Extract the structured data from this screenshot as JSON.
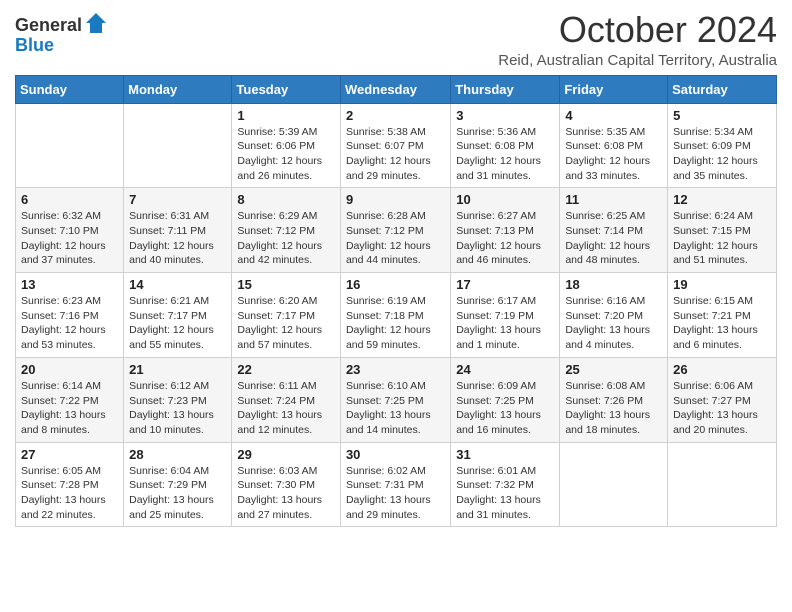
{
  "header": {
    "logo_general": "General",
    "logo_blue": "Blue",
    "title": "October 2024",
    "location": "Reid, Australian Capital Territory, Australia"
  },
  "weekdays": [
    "Sunday",
    "Monday",
    "Tuesday",
    "Wednesday",
    "Thursday",
    "Friday",
    "Saturday"
  ],
  "weeks": [
    [
      {
        "day": "",
        "info": ""
      },
      {
        "day": "",
        "info": ""
      },
      {
        "day": "1",
        "info": "Sunrise: 5:39 AM\nSunset: 6:06 PM\nDaylight: 12 hours and 26 minutes."
      },
      {
        "day": "2",
        "info": "Sunrise: 5:38 AM\nSunset: 6:07 PM\nDaylight: 12 hours and 29 minutes."
      },
      {
        "day": "3",
        "info": "Sunrise: 5:36 AM\nSunset: 6:08 PM\nDaylight: 12 hours and 31 minutes."
      },
      {
        "day": "4",
        "info": "Sunrise: 5:35 AM\nSunset: 6:08 PM\nDaylight: 12 hours and 33 minutes."
      },
      {
        "day": "5",
        "info": "Sunrise: 5:34 AM\nSunset: 6:09 PM\nDaylight: 12 hours and 35 minutes."
      }
    ],
    [
      {
        "day": "6",
        "info": "Sunrise: 6:32 AM\nSunset: 7:10 PM\nDaylight: 12 hours and 37 minutes."
      },
      {
        "day": "7",
        "info": "Sunrise: 6:31 AM\nSunset: 7:11 PM\nDaylight: 12 hours and 40 minutes."
      },
      {
        "day": "8",
        "info": "Sunrise: 6:29 AM\nSunset: 7:12 PM\nDaylight: 12 hours and 42 minutes."
      },
      {
        "day": "9",
        "info": "Sunrise: 6:28 AM\nSunset: 7:12 PM\nDaylight: 12 hours and 44 minutes."
      },
      {
        "day": "10",
        "info": "Sunrise: 6:27 AM\nSunset: 7:13 PM\nDaylight: 12 hours and 46 minutes."
      },
      {
        "day": "11",
        "info": "Sunrise: 6:25 AM\nSunset: 7:14 PM\nDaylight: 12 hours and 48 minutes."
      },
      {
        "day": "12",
        "info": "Sunrise: 6:24 AM\nSunset: 7:15 PM\nDaylight: 12 hours and 51 minutes."
      }
    ],
    [
      {
        "day": "13",
        "info": "Sunrise: 6:23 AM\nSunset: 7:16 PM\nDaylight: 12 hours and 53 minutes."
      },
      {
        "day": "14",
        "info": "Sunrise: 6:21 AM\nSunset: 7:17 PM\nDaylight: 12 hours and 55 minutes."
      },
      {
        "day": "15",
        "info": "Sunrise: 6:20 AM\nSunset: 7:17 PM\nDaylight: 12 hours and 57 minutes."
      },
      {
        "day": "16",
        "info": "Sunrise: 6:19 AM\nSunset: 7:18 PM\nDaylight: 12 hours and 59 minutes."
      },
      {
        "day": "17",
        "info": "Sunrise: 6:17 AM\nSunset: 7:19 PM\nDaylight: 13 hours and 1 minute."
      },
      {
        "day": "18",
        "info": "Sunrise: 6:16 AM\nSunset: 7:20 PM\nDaylight: 13 hours and 4 minutes."
      },
      {
        "day": "19",
        "info": "Sunrise: 6:15 AM\nSunset: 7:21 PM\nDaylight: 13 hours and 6 minutes."
      }
    ],
    [
      {
        "day": "20",
        "info": "Sunrise: 6:14 AM\nSunset: 7:22 PM\nDaylight: 13 hours and 8 minutes."
      },
      {
        "day": "21",
        "info": "Sunrise: 6:12 AM\nSunset: 7:23 PM\nDaylight: 13 hours and 10 minutes."
      },
      {
        "day": "22",
        "info": "Sunrise: 6:11 AM\nSunset: 7:24 PM\nDaylight: 13 hours and 12 minutes."
      },
      {
        "day": "23",
        "info": "Sunrise: 6:10 AM\nSunset: 7:25 PM\nDaylight: 13 hours and 14 minutes."
      },
      {
        "day": "24",
        "info": "Sunrise: 6:09 AM\nSunset: 7:25 PM\nDaylight: 13 hours and 16 minutes."
      },
      {
        "day": "25",
        "info": "Sunrise: 6:08 AM\nSunset: 7:26 PM\nDaylight: 13 hours and 18 minutes."
      },
      {
        "day": "26",
        "info": "Sunrise: 6:06 AM\nSunset: 7:27 PM\nDaylight: 13 hours and 20 minutes."
      }
    ],
    [
      {
        "day": "27",
        "info": "Sunrise: 6:05 AM\nSunset: 7:28 PM\nDaylight: 13 hours and 22 minutes."
      },
      {
        "day": "28",
        "info": "Sunrise: 6:04 AM\nSunset: 7:29 PM\nDaylight: 13 hours and 25 minutes."
      },
      {
        "day": "29",
        "info": "Sunrise: 6:03 AM\nSunset: 7:30 PM\nDaylight: 13 hours and 27 minutes."
      },
      {
        "day": "30",
        "info": "Sunrise: 6:02 AM\nSunset: 7:31 PM\nDaylight: 13 hours and 29 minutes."
      },
      {
        "day": "31",
        "info": "Sunrise: 6:01 AM\nSunset: 7:32 PM\nDaylight: 13 hours and 31 minutes."
      },
      {
        "day": "",
        "info": ""
      },
      {
        "day": "",
        "info": ""
      }
    ]
  ]
}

-*-*-

Your copy should match the records word for word, with the pictures removed.

Extract the structured data from this screenshot as JSON.
{
  "header": {
    "logo_general": "General",
    "logo_blue": "Blue",
    "title": "October 2024",
    "location": "Reid, Australian Capital Territory, Australia"
  },
  "weekdays": [
    "Sunday",
    "Monday",
    "Tuesday",
    "Wednesday",
    "Thursday",
    "Friday",
    "Saturday"
  ],
  "weeks": [
    [
      {
        "day": "",
        "info": ""
      },
      {
        "day": "",
        "info": ""
      },
      {
        "day": "1",
        "info": "Sunrise: 5:39 AM\nSunset: 6:06 PM\nDaylight: 12 hours and 26 minutes."
      },
      {
        "day": "2",
        "info": "Sunrise: 5:38 AM\nSunset: 6:07 PM\nDaylight: 12 hours and 29 minutes."
      },
      {
        "day": "3",
        "info": "Sunrise: 5:36 AM\nSunset: 6:08 PM\nDaylight: 12 hours and 31 minutes."
      },
      {
        "day": "4",
        "info": "Sunrise: 5:35 AM\nSunset: 6:08 PM\nDaylight: 12 hours and 33 minutes."
      },
      {
        "day": "5",
        "info": "Sunrise: 5:34 AM\nSunset: 6:09 PM\nDaylight: 12 hours and 35 minutes."
      }
    ],
    [
      {
        "day": "6",
        "info": "Sunrise: 6:32 AM\nSunset: 7:10 PM\nDaylight: 12 hours and 37 minutes."
      },
      {
        "day": "7",
        "info": "Sunrise: 6:31 AM\nSunset: 7:11 PM\nDaylight: 12 hours and 40 minutes."
      },
      {
        "day": "8",
        "info": "Sunrise: 6:29 AM\nSunset: 7:12 PM\nDaylight: 12 hours and 42 minutes."
      },
      {
        "day": "9",
        "info": "Sunrise: 6:28 AM\nSunset: 7:12 PM\nDaylight: 12 hours and 44 minutes."
      },
      {
        "day": "10",
        "info": "Sunrise: 6:27 AM\nSunset: 7:13 PM\nDaylight: 12 hours and 46 minutes."
      },
      {
        "day": "11",
        "info": "Sunrise: 6:25 AM\nSunset: 7:14 PM\nDaylight: 12 hours and 48 minutes."
      },
      {
        "day": "12",
        "info": "Sunrise: 6:24 AM\nSunset: 7:15 PM\nDaylight: 12 hours and 51 minutes."
      }
    ],
    [
      {
        "day": "13",
        "info": "Sunrise: 6:23 AM\nSunset: 7:16 PM\nDaylight: 12 hours and 53 minutes."
      },
      {
        "day": "14",
        "info": "Sunrise: 6:21 AM\nSunset: 7:17 PM\nDaylight: 12 hours and 55 minutes."
      },
      {
        "day": "15",
        "info": "Sunrise: 6:20 AM\nSunset: 7:17 PM\nDaylight: 12 hours and 57 minutes."
      },
      {
        "day": "16",
        "info": "Sunrise: 6:19 AM\nSunset: 7:18 PM\nDaylight: 12 hours and 59 minutes."
      },
      {
        "day": "17",
        "info": "Sunrise: 6:17 AM\nSunset: 7:19 PM\nDaylight: 13 hours and 1 minute."
      },
      {
        "day": "18",
        "info": "Sunrise: 6:16 AM\nSunset: 7:20 PM\nDaylight: 13 hours and 4 minutes."
      },
      {
        "day": "19",
        "info": "Sunrise: 6:15 AM\nSunset: 7:21 PM\nDaylight: 13 hours and 6 minutes."
      }
    ],
    [
      {
        "day": "20",
        "info": "Sunrise: 6:14 AM\nSunset: 7:22 PM\nDaylight: 13 hours and 8 minutes."
      },
      {
        "day": "21",
        "info": "Sunrise: 6:12 AM\nSunset: 7:23 PM\nDaylight: 13 hours and 10 minutes."
      },
      {
        "day": "22",
        "info": "Sunrise: 6:11 AM\nSunset: 7:24 PM\nDaylight: 13 hours and 12 minutes."
      },
      {
        "day": "23",
        "info": "Sunrise: 6:10 AM\nSunset: 7:25 PM\nDaylight: 13 hours and 14 minutes."
      },
      {
        "day": "24",
        "info": "Sunrise: 6:09 AM\nSunset: 7:25 PM\nDaylight: 13 hours and 16 minutes."
      },
      {
        "day": "25",
        "info": "Sunrise: 6:08 AM\nSunset: 7:26 PM\nDaylight: 13 hours and 18 minutes."
      },
      {
        "day": "26",
        "info": "Sunrise: 6:06 AM\nSunset: 7:27 PM\nDaylight: 13 hours and 20 minutes."
      }
    ],
    [
      {
        "day": "27",
        "info": "Sunrise: 6:05 AM\nSunset: 7:28 PM\nDaylight: 13 hours and 22 minutes."
      },
      {
        "day": "28",
        "info": "Sunrise: 6:04 AM\nSunset: 7:29 PM\nDaylight: 13 hours and 25 minutes."
      },
      {
        "day": "29",
        "info": "Sunrise: 6:03 AM\nSunset: 7:30 PM\nDaylight: 13 hours and 27 minutes."
      },
      {
        "day": "30",
        "info": "Sunrise: 6:02 AM\nSunset: 7:31 PM\nDaylight: 13 hours and 29 minutes."
      },
      {
        "day": "31",
        "info": "Sunrise: 6:01 AM\nSunset: 7:32 PM\nDaylight: 13 hours and 31 minutes."
      },
      {
        "day": "",
        "info": ""
      },
      {
        "day": "",
        "info": ""
      }
    ]
  ]
}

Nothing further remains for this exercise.